• Short problem
Without omitting anything, retype the data that follows.

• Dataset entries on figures
◆ ◆ ◆ ◆ ◆ ◆ ◆

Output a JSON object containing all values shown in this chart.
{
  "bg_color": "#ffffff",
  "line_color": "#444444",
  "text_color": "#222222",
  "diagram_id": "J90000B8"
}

◆ ◆ ◆ ◆ ◆ ◆ ◆

• Answer to the task
Output a JSON object containing all values shown in this chart.
{
  "bg_color": "#ffffff",
  "line_color": "#444444",
  "text_color": "#222222",
  "diagram_id": "J90000B8"
}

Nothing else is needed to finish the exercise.